Page extract:
⟨

What is the Schaff Trend Cycle (STC)?

Schaff Trend Cycle (STC) applies MACD followed by double stochastic steps, each smoothed by an EMA. It produces a fast, bounded 0–100 oscillator that reacts quicker than MACD while retaining trend-awareness.

How do I calculate the Schaff Trend Cycle (STC)?

The Schaff Trend Cycle (STC) is calculated using specific mathematical formulas with parameters: fast_period (default: 23), slow_period (default: 50), k_period (default: 10), d_period (default: 3), fast_ma_type (default: ema), slow_ma_type (default: ema).

Schaff Trend Cycle (STC)

⟩

Direction 1:
Return the lines of the records from the first line through the line containing "subtool-tab[interactable]: ペン [28, 27, 65, 42]", including both ends, reproducing each line character for character.

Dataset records
⟨

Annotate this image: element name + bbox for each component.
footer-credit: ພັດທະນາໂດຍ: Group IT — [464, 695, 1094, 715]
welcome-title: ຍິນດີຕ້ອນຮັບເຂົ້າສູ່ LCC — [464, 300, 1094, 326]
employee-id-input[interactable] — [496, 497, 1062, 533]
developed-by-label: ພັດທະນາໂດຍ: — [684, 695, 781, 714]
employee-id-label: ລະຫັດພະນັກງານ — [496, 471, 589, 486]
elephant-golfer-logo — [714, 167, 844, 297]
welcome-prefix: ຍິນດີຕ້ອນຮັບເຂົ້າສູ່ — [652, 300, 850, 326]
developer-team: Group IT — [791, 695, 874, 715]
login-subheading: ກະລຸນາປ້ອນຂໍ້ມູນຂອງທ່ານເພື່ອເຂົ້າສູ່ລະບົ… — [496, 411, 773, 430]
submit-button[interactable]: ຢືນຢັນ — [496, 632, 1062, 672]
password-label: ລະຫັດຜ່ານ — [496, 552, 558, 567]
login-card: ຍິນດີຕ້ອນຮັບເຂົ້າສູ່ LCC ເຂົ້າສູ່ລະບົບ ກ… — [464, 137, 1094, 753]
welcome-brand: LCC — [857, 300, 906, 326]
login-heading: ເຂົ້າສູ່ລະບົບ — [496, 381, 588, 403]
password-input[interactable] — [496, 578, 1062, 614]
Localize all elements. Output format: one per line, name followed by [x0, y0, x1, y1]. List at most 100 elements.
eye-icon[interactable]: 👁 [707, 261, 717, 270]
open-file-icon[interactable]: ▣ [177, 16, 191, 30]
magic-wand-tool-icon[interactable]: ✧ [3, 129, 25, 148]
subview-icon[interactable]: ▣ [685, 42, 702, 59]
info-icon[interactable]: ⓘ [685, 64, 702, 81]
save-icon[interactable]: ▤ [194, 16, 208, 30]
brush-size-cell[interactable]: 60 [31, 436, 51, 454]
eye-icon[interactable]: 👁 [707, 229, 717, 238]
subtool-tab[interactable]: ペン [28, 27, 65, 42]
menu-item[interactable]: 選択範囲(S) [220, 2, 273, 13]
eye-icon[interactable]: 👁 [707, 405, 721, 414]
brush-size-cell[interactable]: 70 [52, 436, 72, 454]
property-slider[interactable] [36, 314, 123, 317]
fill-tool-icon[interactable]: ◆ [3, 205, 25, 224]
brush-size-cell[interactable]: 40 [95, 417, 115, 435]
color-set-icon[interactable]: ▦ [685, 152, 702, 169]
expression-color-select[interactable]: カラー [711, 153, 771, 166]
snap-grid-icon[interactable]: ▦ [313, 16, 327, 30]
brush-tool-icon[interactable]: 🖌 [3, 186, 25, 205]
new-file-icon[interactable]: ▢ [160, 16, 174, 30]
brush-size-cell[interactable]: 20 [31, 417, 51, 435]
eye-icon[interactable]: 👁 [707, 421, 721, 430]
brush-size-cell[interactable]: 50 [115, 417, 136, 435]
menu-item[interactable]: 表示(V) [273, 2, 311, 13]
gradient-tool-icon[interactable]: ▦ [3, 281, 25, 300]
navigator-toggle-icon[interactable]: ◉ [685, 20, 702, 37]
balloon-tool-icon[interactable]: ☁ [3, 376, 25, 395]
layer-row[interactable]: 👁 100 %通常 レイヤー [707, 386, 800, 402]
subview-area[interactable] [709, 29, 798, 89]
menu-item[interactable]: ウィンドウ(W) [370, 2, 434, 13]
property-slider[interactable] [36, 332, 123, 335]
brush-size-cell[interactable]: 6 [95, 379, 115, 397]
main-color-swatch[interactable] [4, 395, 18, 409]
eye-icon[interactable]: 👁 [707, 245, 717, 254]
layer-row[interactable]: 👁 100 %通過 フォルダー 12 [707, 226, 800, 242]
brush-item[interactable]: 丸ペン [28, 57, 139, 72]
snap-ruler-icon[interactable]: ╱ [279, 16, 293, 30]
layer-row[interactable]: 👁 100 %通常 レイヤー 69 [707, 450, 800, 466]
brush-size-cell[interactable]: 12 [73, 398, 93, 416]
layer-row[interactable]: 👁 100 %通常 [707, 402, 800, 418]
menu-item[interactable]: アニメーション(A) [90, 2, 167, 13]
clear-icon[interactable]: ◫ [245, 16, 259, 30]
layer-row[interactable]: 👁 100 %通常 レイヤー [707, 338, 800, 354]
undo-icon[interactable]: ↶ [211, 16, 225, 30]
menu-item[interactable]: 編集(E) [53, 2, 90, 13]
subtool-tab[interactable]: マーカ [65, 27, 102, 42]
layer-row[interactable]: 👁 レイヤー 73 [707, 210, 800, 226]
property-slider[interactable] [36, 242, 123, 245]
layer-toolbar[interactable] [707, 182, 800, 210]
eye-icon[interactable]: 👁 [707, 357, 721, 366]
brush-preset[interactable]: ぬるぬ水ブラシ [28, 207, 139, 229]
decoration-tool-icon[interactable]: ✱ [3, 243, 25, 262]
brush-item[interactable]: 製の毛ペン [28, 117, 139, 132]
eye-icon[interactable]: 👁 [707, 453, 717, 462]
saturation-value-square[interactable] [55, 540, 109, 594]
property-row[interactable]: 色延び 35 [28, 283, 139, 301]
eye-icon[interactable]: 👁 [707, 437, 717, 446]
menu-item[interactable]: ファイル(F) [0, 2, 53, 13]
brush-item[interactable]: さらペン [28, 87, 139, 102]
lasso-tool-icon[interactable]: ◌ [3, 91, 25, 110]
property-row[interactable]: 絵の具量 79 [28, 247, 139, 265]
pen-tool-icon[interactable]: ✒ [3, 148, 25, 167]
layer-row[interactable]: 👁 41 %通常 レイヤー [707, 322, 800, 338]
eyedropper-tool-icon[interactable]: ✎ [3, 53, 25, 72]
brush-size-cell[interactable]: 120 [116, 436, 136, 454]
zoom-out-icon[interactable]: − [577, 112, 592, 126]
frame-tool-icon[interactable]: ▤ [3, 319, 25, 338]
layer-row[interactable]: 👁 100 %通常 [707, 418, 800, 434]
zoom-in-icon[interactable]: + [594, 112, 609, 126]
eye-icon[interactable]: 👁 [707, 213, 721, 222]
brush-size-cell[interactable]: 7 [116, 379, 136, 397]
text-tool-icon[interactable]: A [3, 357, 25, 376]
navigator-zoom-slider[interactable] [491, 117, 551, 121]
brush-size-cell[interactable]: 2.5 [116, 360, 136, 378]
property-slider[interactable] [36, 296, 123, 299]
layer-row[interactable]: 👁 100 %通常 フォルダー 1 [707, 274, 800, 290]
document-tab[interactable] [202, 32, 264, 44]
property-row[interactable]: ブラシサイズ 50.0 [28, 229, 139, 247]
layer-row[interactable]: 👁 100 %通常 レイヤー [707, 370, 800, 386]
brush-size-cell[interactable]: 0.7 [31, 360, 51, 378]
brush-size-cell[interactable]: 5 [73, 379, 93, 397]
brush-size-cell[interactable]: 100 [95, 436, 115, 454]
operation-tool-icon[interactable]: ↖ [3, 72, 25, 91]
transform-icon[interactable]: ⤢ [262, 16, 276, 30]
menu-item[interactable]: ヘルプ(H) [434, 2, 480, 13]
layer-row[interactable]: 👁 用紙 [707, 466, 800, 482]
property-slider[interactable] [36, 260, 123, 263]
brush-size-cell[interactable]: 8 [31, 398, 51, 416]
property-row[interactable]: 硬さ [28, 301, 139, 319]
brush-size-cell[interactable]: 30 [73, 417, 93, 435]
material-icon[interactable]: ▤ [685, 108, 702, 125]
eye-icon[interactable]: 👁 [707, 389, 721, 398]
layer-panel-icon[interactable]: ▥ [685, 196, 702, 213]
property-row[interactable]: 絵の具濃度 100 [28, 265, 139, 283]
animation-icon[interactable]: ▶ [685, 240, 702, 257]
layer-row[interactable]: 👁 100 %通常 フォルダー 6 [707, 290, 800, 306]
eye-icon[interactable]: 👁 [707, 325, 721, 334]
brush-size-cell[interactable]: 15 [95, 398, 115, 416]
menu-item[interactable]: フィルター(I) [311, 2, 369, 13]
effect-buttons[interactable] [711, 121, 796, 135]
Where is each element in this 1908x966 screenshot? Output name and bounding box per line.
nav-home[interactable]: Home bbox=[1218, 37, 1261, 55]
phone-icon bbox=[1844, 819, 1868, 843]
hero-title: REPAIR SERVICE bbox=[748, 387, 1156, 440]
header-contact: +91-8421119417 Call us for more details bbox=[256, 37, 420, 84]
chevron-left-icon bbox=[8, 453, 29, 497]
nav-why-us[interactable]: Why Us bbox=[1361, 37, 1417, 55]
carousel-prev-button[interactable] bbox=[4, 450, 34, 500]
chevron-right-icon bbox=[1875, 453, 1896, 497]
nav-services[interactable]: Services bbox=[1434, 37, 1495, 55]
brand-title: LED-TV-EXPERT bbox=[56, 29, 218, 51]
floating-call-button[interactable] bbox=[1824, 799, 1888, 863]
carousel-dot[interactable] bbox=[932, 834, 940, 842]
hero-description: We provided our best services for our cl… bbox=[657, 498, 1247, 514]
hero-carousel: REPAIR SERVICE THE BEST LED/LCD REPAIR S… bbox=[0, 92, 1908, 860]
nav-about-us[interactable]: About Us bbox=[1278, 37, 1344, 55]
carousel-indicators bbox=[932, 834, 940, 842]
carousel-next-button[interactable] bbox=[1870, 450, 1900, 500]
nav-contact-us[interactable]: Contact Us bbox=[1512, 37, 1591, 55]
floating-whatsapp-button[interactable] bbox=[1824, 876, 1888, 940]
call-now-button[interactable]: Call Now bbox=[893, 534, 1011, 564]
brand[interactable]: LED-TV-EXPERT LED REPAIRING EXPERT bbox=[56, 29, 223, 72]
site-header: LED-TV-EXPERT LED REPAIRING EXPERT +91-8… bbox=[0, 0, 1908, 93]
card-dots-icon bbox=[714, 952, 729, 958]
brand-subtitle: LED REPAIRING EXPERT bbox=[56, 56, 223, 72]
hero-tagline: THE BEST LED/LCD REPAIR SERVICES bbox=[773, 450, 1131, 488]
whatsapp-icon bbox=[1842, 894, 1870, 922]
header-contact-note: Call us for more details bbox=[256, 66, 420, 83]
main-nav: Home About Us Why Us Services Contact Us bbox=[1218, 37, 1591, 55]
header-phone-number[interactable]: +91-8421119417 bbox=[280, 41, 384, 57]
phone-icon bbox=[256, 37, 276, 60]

⟩

Direction 2:
In the text about the Schaff Trend Cycle, what is the default value of the slow_period parameter?

Full response 1:
Annotate this image: element name + bbox for each component.
footer-credit: ພັດທະນາໂດຍ: Group IT — [464, 695, 1094, 715]
welcome-title: ຍິນດີຕ້ອນຮັບເຂົ້າສູ່ LCC — [464, 300, 1094, 326]
employee-id-input[interactable] — [496, 497, 1062, 533]
developed-by-label: ພັດທະນາໂດຍ: — [684, 695, 781, 714]
employee-id-label: ລະຫັດພະນັກງານ — [496, 471, 589, 486]
elephant-golfer-logo — [714, 167, 844, 297]
welcome-prefix: ຍິນດີຕ້ອນຮັບເຂົ້າສູ່ — [652, 300, 850, 326]
developer-team: Group IT — [791, 695, 874, 715]
login-subheading: ກະລຸນາປ້ອນຂໍ້ມູນຂອງທ່ານເພື່ອເຂົ້າສູ່ລະບົ… — [496, 411, 773, 430]
submit-button[interactable]: ຢືນຢັນ — [496, 632, 1062, 672]
password-label: ລະຫັດຜ່ານ — [496, 552, 558, 567]
login-card: ຍິນດີຕ້ອນຮັບເຂົ້າສູ່ LCC ເຂົ້າສູ່ລະບົບ ກ… — [464, 137, 1094, 753]
welcome-brand: LCC — [857, 300, 906, 326]
login-heading: ເຂົ້າສູ່ລະບົບ — [496, 381, 588, 403]
password-input[interactable] — [496, 578, 1062, 614]
Localize all elements. Output format: one per line, name followed by [x0, y0, x1, y1]. List at most 100 elements.
eye-icon[interactable]: 👁 [707, 261, 717, 270]
open-file-icon[interactable]: ▣ [177, 16, 191, 30]
magic-wand-tool-icon[interactable]: ✧ [3, 129, 25, 148]
subview-icon[interactable]: ▣ [685, 42, 702, 59]
info-icon[interactable]: ⓘ [685, 64, 702, 81]
save-icon[interactable]: ▤ [194, 16, 208, 30]
brush-size-cell[interactable]: 60 [31, 436, 51, 454]
eye-icon[interactable]: 👁 [707, 229, 717, 238]
subtool-tab[interactable]: ペン [28, 27, 65, 42]

Full response 2:
50